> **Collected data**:
- - -

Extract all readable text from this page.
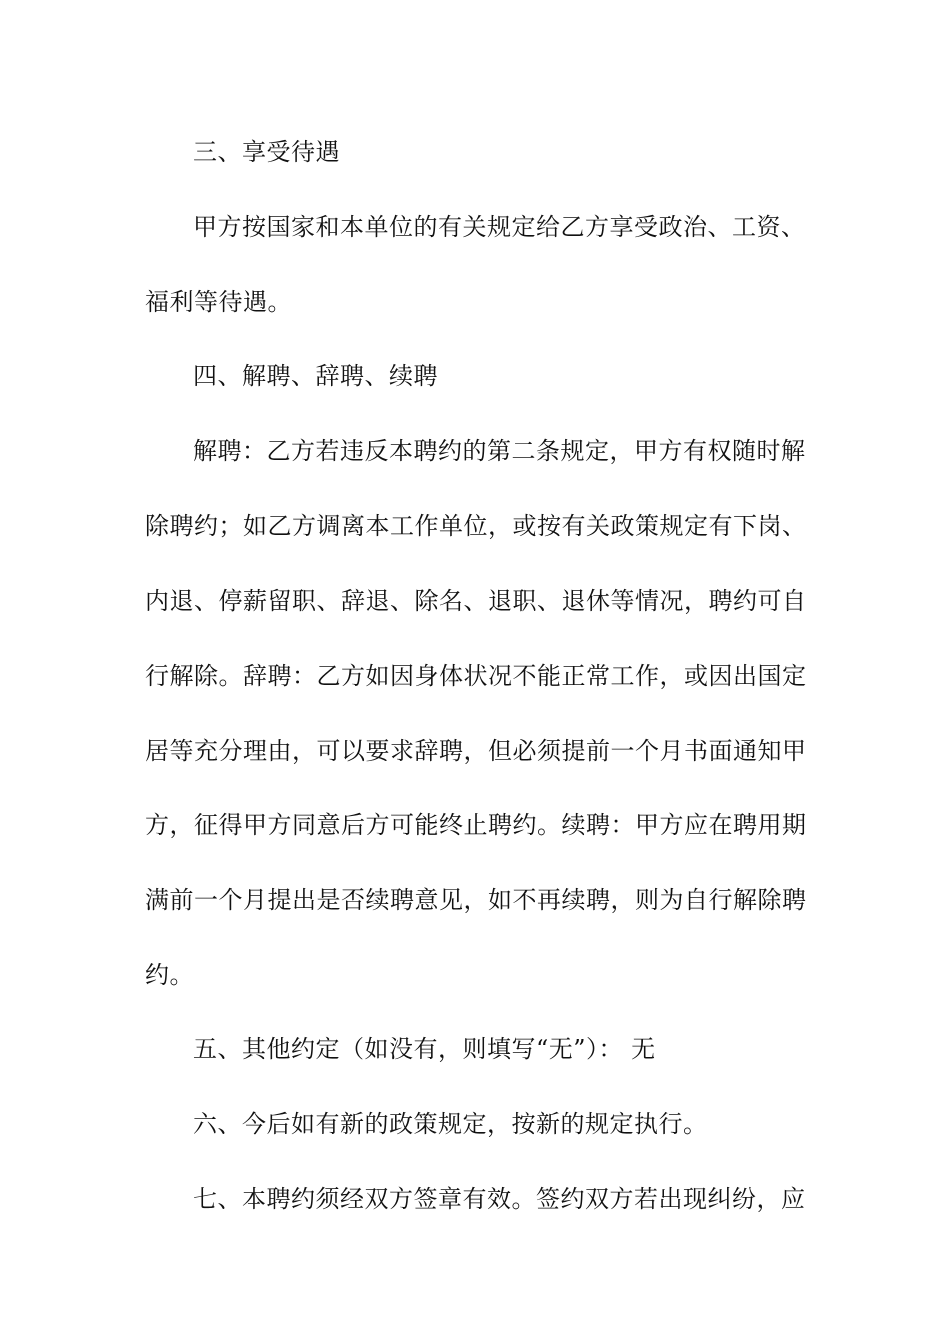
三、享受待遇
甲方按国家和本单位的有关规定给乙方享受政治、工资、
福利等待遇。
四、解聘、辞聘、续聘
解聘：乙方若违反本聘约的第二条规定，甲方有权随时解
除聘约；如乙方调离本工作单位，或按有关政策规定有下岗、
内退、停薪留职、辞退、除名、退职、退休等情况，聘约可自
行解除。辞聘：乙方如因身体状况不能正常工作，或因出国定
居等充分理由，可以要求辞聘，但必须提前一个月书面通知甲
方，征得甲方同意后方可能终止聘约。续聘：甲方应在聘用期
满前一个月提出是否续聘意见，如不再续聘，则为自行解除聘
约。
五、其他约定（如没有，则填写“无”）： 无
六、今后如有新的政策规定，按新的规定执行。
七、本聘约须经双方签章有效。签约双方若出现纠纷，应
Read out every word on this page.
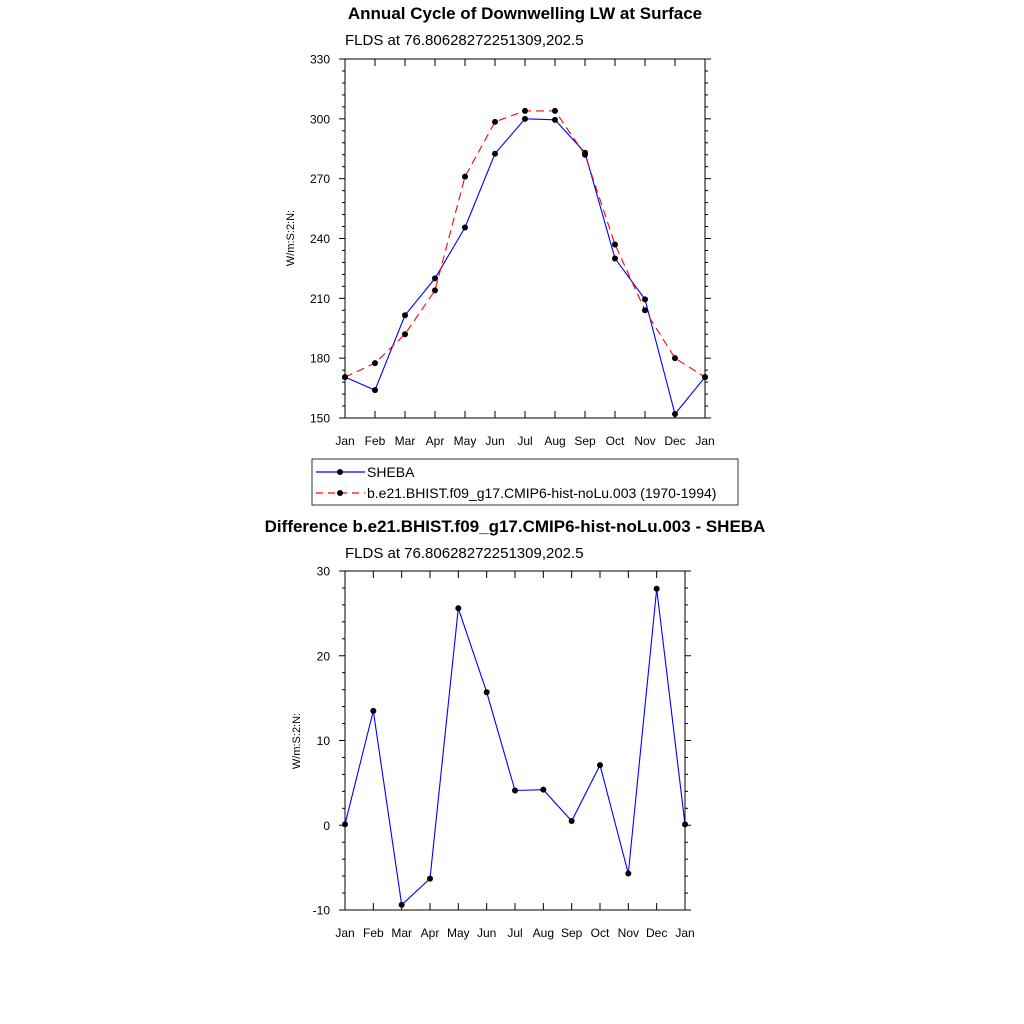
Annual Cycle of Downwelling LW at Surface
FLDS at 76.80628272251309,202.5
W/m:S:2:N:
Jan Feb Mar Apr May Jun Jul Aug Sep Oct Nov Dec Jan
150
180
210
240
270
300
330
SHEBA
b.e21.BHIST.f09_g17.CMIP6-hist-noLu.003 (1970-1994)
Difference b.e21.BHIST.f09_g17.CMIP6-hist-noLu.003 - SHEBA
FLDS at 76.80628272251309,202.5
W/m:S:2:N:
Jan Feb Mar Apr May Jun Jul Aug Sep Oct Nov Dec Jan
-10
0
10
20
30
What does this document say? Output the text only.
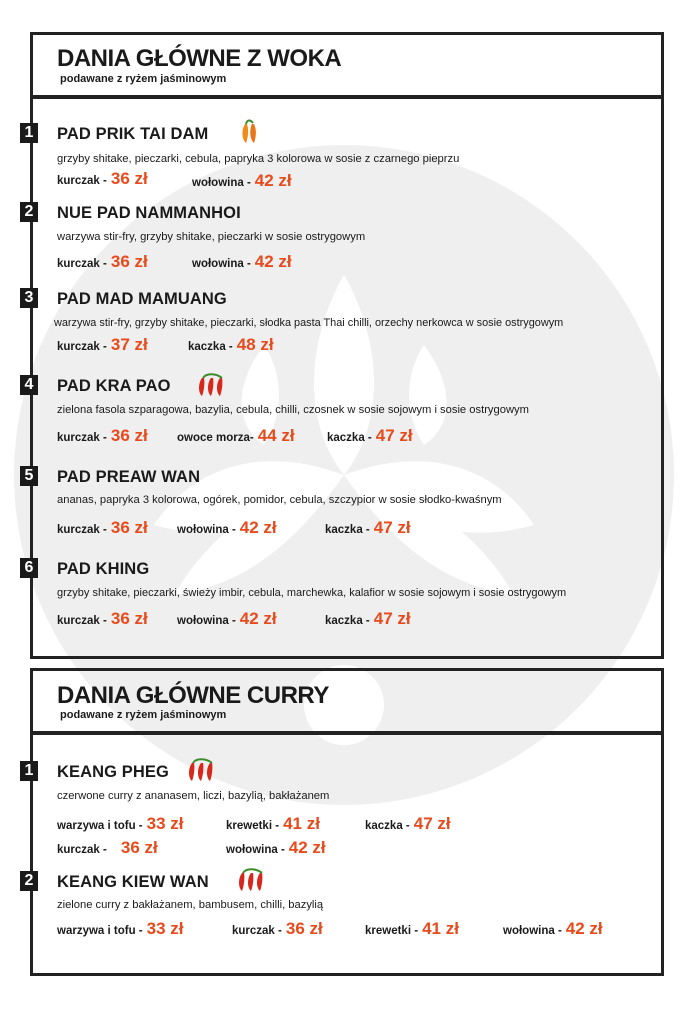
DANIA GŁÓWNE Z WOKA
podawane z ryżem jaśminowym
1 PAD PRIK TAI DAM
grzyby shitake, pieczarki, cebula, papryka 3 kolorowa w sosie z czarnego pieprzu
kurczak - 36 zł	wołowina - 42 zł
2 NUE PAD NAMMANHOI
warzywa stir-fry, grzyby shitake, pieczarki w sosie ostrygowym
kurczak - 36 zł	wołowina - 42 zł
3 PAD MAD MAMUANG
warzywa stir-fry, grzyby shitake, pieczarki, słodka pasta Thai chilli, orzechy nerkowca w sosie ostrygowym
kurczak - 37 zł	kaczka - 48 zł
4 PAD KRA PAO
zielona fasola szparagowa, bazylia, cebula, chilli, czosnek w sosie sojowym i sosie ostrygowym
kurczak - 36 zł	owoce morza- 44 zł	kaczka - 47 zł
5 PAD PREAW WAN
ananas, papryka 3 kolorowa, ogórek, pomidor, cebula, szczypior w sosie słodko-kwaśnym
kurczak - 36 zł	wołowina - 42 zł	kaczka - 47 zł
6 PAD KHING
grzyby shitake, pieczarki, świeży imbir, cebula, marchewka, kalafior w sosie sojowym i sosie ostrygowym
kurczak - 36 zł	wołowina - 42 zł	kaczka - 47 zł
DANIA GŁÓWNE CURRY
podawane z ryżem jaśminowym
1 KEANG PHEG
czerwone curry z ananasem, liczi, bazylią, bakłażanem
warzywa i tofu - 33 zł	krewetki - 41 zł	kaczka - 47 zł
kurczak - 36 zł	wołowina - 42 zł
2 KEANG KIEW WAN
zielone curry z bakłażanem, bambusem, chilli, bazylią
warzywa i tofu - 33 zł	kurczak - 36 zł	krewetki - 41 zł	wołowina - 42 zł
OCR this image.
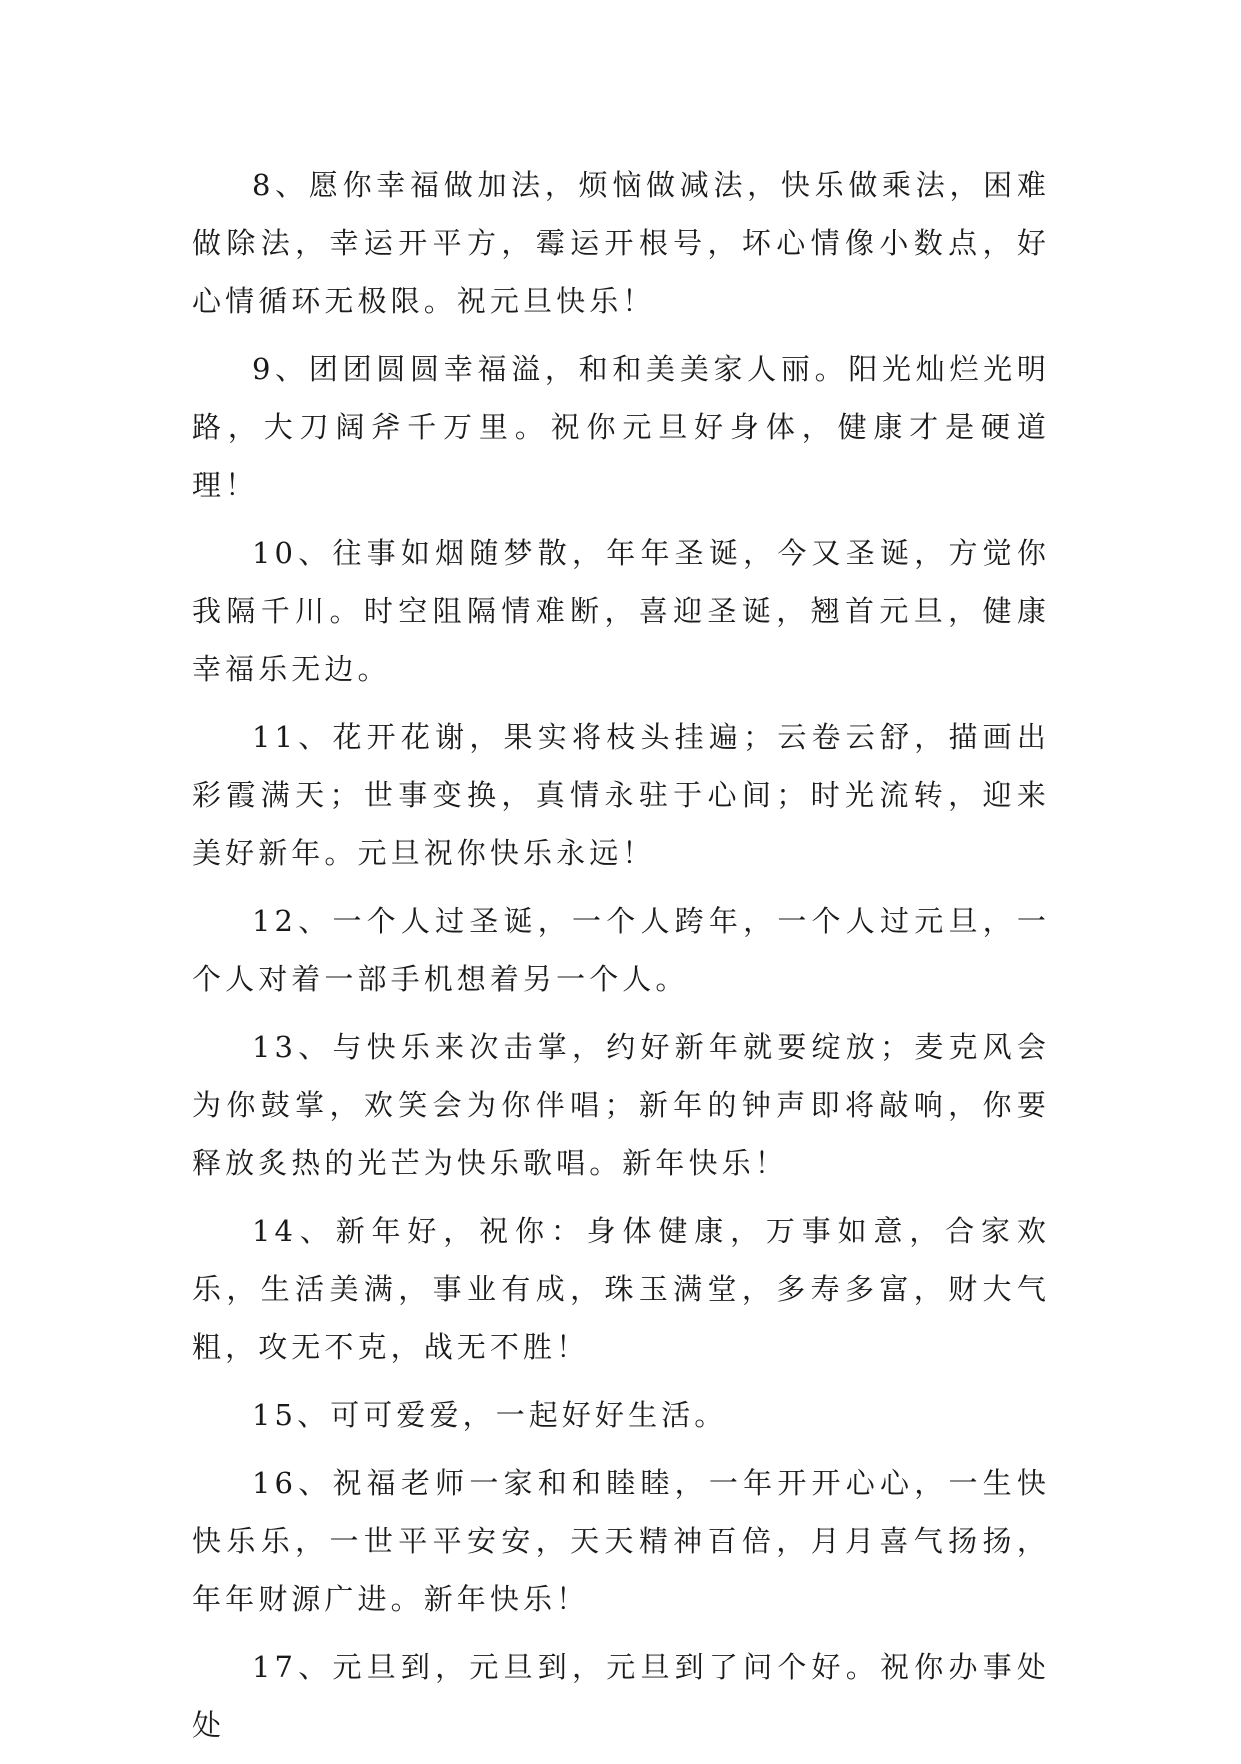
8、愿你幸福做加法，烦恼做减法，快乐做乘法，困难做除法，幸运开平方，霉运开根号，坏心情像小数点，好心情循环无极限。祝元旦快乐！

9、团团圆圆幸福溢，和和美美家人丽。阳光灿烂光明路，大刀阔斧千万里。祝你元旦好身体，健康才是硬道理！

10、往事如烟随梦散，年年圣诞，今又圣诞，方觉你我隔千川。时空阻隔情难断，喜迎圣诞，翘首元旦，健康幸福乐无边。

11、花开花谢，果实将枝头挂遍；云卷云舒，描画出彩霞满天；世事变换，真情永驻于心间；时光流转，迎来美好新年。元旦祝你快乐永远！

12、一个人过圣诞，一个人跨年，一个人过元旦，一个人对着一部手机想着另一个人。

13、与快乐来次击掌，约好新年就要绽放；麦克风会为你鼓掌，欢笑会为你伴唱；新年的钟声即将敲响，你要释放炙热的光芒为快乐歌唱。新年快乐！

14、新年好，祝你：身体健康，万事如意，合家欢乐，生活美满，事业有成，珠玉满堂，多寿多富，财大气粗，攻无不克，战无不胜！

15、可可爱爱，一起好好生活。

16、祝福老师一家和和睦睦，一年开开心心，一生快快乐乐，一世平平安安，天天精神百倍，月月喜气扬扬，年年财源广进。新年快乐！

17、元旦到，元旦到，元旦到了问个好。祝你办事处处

- - -

> **Instruction**:
Track down every line holding the string "kaczka" and copy it.

> **Exercise response**:
kurczak - 37 zł	kaczka - 48 zł
kurczak - 36 zł	owoce morza- 44 zł	kaczka - 47 zł
kurczak - 36 zł	wołowina - 42 zł	kaczka - 47 zł
kurczak - 36 zł	wołowina - 42 zł	kaczka - 47 zł
warzywa i tofu - 33 zł	krewetki - 41 zł	kaczka - 47 zł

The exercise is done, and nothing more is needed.